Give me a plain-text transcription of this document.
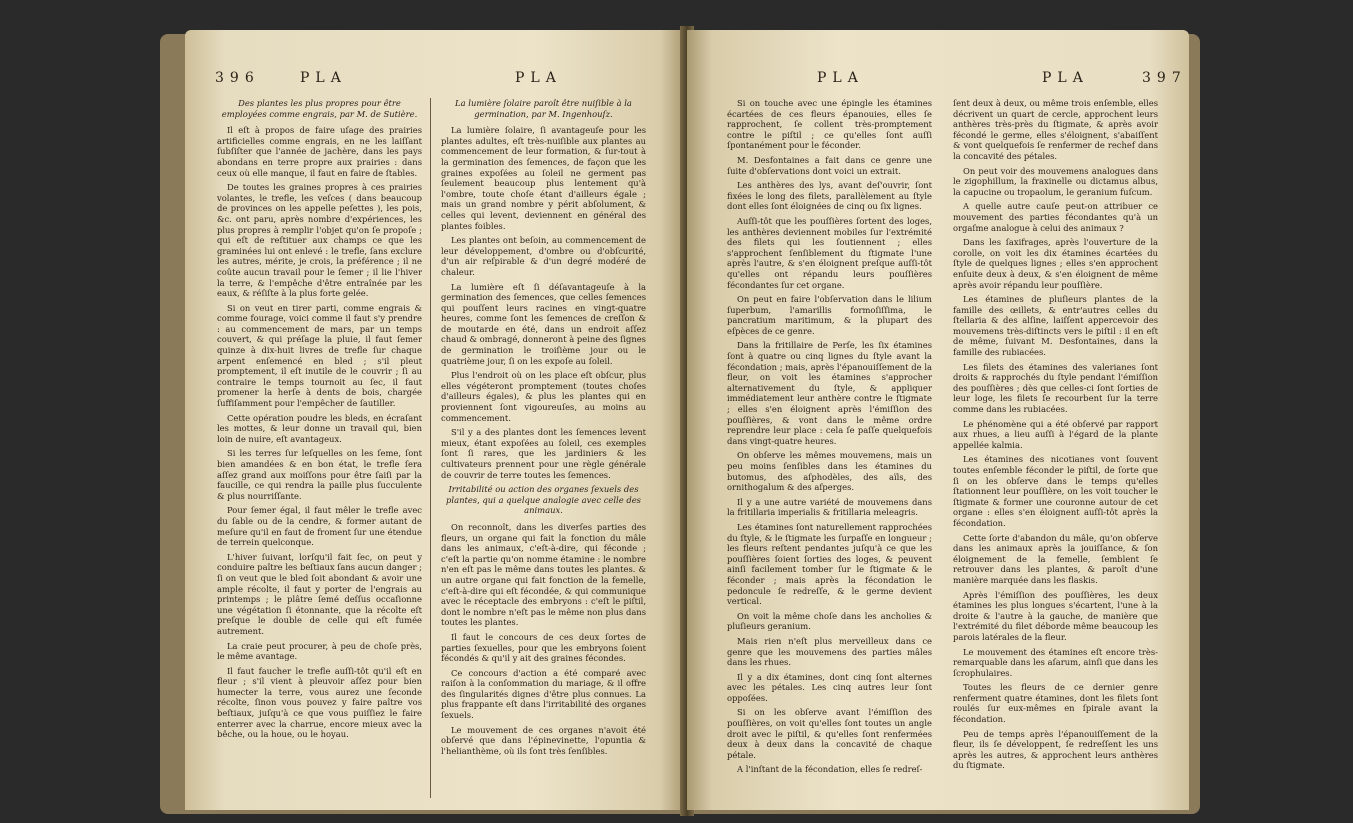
396	PLA	PLA

Des plantes les plus propres pour être employées comme engrais, par M. de Sutière.

Il eſt à propos de faire uſage des prairies artificielles comme engrais, en ne les laiſſant ſubſiſter que l'année de jachère, dans les pays abondans en terre propre aux prairies : dans ceux où elle manque, il faut en faire de ſtables.

De toutes les graines propres à ces prairies volantes, le trefle, les veſces ( dans beaucoup de provinces on les appelle peſettes ), les pois, &c. ont paru, après nombre d'expériences, les plus propres à remplir l'objet qu'on ſe propoſe ; qui eſt de reſtituer aux champs ce que les graminées lui ont enlevé : le trefle, ſans exclure les autres, mérite, je crois, la préférence ; il ne coûte aucun travail pour le ſemer ; il lie l'hiver la terre, & l'empêche d'être entraînée par les eaux, & réſiſte à la plus forte gelée.

Si on veut en tirer parti, comme engrais & comme fourage, voici comme il faut s'y prendre : au commencement de mars, par un temps couvert, & qui préſage la pluie, il faut ſemer quinze à dix-huit livres de trefle ſur chaque arpent enſemencé en bled ; s'il pleut promptement, il eſt inutile de le couvrir ; ſi au contraire le temps tournoit au ſec, il faut promener la herſe à dents de bois, chargée ſuffiſamment pour l'empêcher de ſautiller.

Cette opération poudre les bleds, en écraſant les mottes, & leur donne un travail qui, bien loin de nuire, eſt avantageux.

Si les terres ſur leſquelles on les ſeme, ſont bien amandées & en bon état, le trefle ſera aſſez grand aux moiſſons pour être ſaiſi par la faucille, ce qui rendra la paille plus ſucculente & plus nourriſſante.

Pour ſemer égal, il faut mêler le trefle avec du ſable ou de la cendre, & former autant de meſure qu'il en faut de froment ſur une étendue de terrein quelconque.

L'hiver ſuivant, lorſqu'il fait ſec, on peut y conduire paître les beſtiaux ſans aucun danger ; ſi on veut que le bled ſoit abondant & avoir une ample récolte, il faut y porter de l'engrais au printemps ; le plâtre ſemé deſſus occaſionne une végétation ſi étonnante, que la récolte eſt preſque le double de celle qui eſt fumée autrement.

La craie peut procurer, à peu de choſe près, le même avantage.

Il faut faucher le trefle auſſi-tôt qu'il eſt en fleur ; s'il vient à pleuvoir aſſez pour bien humecter la terre, vous aurez une ſeconde récolte, ſinon vous pouvez y faire paître vos beſtiaux, juſqu'à ce que vous puiſſiez le faire enterrer avec la charrue, encore mieux avec la bêche, ou la houe, ou le hoyau.

La lumière ſolaire paroît être nuiſible à la germination, par M. Ingenhouſz.

La lumière ſolaire, ſi avantageuſe pour les plantes adultes, eſt très-nuiſible aux plantes au commencement de leur formation, & ſur-tout à la germination des ſemences, de façon que les graines expoſées au ſoleil ne germent pas ſeulement beaucoup plus lentement qu'à l'ombre, toute choſe étant d'ailleurs égale ; mais un grand nombre y périt abſolument, & celles qui levent, deviennent en général des plantes foibles.

Les plantes ont beſoin, au commencement de leur développement, d'ombre ou d'obſcurité, d'un air reſpirable & d'un degré modéré de chaleur.

La lumière eſt ſi déſavantageuſe à la germination des ſemences, que celles ſemences qui pouſſent leurs racines en vingt-quatre heures, comme ſont les ſemences de creſſon & de moutarde en été, dans un endroit aſſez chaud & ombragé, donneront à peine des ſignes de germination le troiſième jour ou le quatrième jour, ſi on les expoſe au ſoleil.

Plus l'endroit où on les place eſt obſcur, plus elles végéteront promptement (toutes choſes d'ailleurs égales), & plus les plantes qui en proviennent ſont vigoureuſes, au moins au commencement.

S'il y a des plantes dont les ſemences levent mieux, étant expoſées au ſoleil, ces exemples ſont ſi rares, que les jardiniers & les cultivateurs prennent pour une règle générale de couvrir de terre toutes les ſemences.

Irritabilité ou action des organes ſexuels des plantes, qui a quelque analogie avec celle des animaux.

On reconnoît, dans les diverſes parties des fleurs, un organe qui fait la fonction du mâle dans les animaux, c'eſt-à-dire, qui féconde ; c'eſt la partie qu'on nomme étamine : le nombre n'en eſt pas le même dans toutes les plantes. & un autre organe qui fait fonction de la femelle, c'eſt-à-dire qui eſt fécondée, & qui communique avec le réceptacle des embryons : c'eſt le piſtil, dont le nombre n'eſt pas le même non plus dans toutes les plantes.

Il faut le concours de ces deux ſortes de parties ſexuelles, pour que les embryons ſoient fécondés & qu'il y ait des graines fécondes.

Ce concours d'action a été comparé avec raiſon à la conſommation du mariage, & il offre des ſingularités dignes d'être plus connues. La plus frappante eſt dans l'irritabilité des organes ſexuels.

Le mouvement de ces organes n'avoit été obſervé que dans l'épinevinette, l'opuntia & l'helianthème, où ils ſont très ſenſibles.

PLA	PLA	397

Si on touche avec une épingle les étamines écartées de ces fleurs épanouies, elles ſe rapprochent, ſe collent très-promptement contre le piſtil ; ce qu'elles ſont auſſi ſpontanément pour le féconder.

M. Desfontaines a fait dans ce genre une ſuite d'obſervations dont voici un extrait.

Les anthères des lys, avant deſ'ouvrir, ſont fixées le long des filets, parallèlement au ſtyle dont elles ſont éloignées de cinq ou ſix lignes.

Auſſi-tôt que les pouſſières ſortent des loges, les anthères deviennent mobiles ſur l'extrémité des filets qui les ſoutiennent ; elles s'approchent ſenſiblement du ſtigmate l'une après l'autre, & s'en éloignent preſque auſſi-tôt qu'elles ont répandu leurs pouſſières fécondantes ſur cet organe.

On peut en faire l'obſervation dans le lilium ſuperbum, l'amarillis formoſiſſima, le pancratium maritimum, & la plupart des eſpèces de ce genre.

Dans la fritillaire de Perſe, les ſix étamines ſont à quatre ou cinq lignes du ſtyle avant la fécondation ; mais, après l'épanouiſſement de la fleur, on voit les étamines s'approcher alternativement du ſtyle, & appliquer immédiatement leur anthère contre le ſtigmate ; elles s'en éloignent après l'émiſſion des pouſſières, & vont dans le même ordre reprendre leur place : cela ſe paſſe quelquefois dans vingt-quatre heures.

On obſerve les mêmes mouvemens, mais un peu moins ſenſibles dans les étamines du butomus, des aſphodèles, des aïls, des ornithogalum & des aſperges.

Il y a une autre variété de mouvemens dans la fritillaria imperialis & fritillaria meleagris.

Les étamines ſont naturellement rapprochées du ſtyle, & le ſtigmate les ſurpaſſe en longueur ; les fleurs reſtent pendantes juſqu'à ce que les pouſſières ſoient ſorties des loges, & peuvent ainſi facilement tomber ſur le ſtigmate & le féconder ; mais après la fécondation le pedoncule ſe redreſſe, & le germe devient vertical.

On voit la même choſe dans les ancholies & pluſieurs geranium.

Mais rien n'eſt plus merveilleux dans ce genre que les mouvemens des parties mâles dans les rhues.

Il y a dix étamines, dont cinq ſont alternes avec les pétales. Les cinq autres leur ſont oppoſées.

Si on les obſerve avant l'émiſſion des pouſſières, on voit qu'elles ſont toutes un angle droit avec le piſtil, & qu'elles ſont renfermées deux à deux dans la concavité de chaque pétale.

A l'inſtant de la fécondation, elles ſe redreſ-

ſent deux à deux, ou même trois enſemble, elles décrivent un quart de cercle, approchent leurs anthères très-près du ſtigmate, & après avoir fécondé le germe, elles s'éloignent, s'abaiſſent & vont quelquefois ſe renfermer de rechef dans la concavité des pétales.

On peut voir des mouvemens analogues dans le zigophillum, la fraxinelle ou dictamus albus, la capucine ou tropaolum, le geranium fuſcum.

A quelle autre cauſe peut-on attribuer ce mouvement des parties fécondantes qu'à un orgaſme analogue à celui des animaux ?

Dans les ſaxifrages, après l'ouverture de la corolle, on voit les dix étamines écartées du ſtyle de quelques lignes ; elles s'en approchent enſuite deux à deux, & s'en éloignent de même après avoir répandu leur pouſſière.

Les étamines de pluſieurs plantes de la famille des œillets, & entr'autres celles du ſtellaria & des alſine, laiſſent appercevoir des mouvemens très-diſtincts vers le piſtil : il en eſt de même, ſuivant M. Desfontaines, dans la famille des rubiacées.

Les filets des étamines des valerianes ſont droits & rapprochés du ſtyle pendant l'émiſſion des pouſſières ; dès que celles-ci ſont ſorties de leur loge, les filets ſe recourbent ſur la terre comme dans les rubiacées.

Le phénomène qui a été obſervé par rapport aux rhues, a lieu auſſi à l'égard de la plante appellée kalmia.

Les étamines des nicotianes vont ſouvent toutes enſemble féconder le piſtil, de ſorte que ſi on les obſerve dans le temps qu'elles ſtationnent leur pouſſière, on les voit toucher le ſtigmate & former une couronne autour de cet organe : elles s'en éloignent auſſi-tôt après la fécondation.

Cette ſorte d'abandon du mâle, qu'on obſerve dans les animaux après la jouiſſance, & ſon éloignement de la femelle, ſemblent ſe retrouver dans les plantes, & paroît d'une manière marquée dans les flaskis.

Après l'émiſſion des pouſſières, les deux étamines les plus longues s'écartent, l'une à la droite & l'autre à la gauche, de manière que l'extrémité du filet déborde même beaucoup les parois latérales de la fleur.

Le mouvement des étamines eſt encore très-remarquable dans les aſarum, ainſi que dans les ſcrophulaires.

Toutes les fleurs de ce dernier genre renferment quatre étamines, dont les filets ſont roulés ſur eux-mêmes en ſpirale avant la fécondation.

Peu de temps après l'épanouiſſement de la fleur, ils ſe développent, ſe redreſſent les uns après les autres, & approchent leurs anthères du ſtigmate.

● Stated exercise
Only lines with "ſenſibles" are wanted here; list each of them.

● Finished answer
Le mouvement de ces organes n'avoit été obſervé que dans l'épinevinette, l'opuntia & l'helianthème, où ils ſont très ſenſibles.
On obſerve les mêmes mouvemens, mais un peu moins ſenſibles dans les étamines du butomus, des aſphodèles, des aïls, des ornithogalum & des aſperges.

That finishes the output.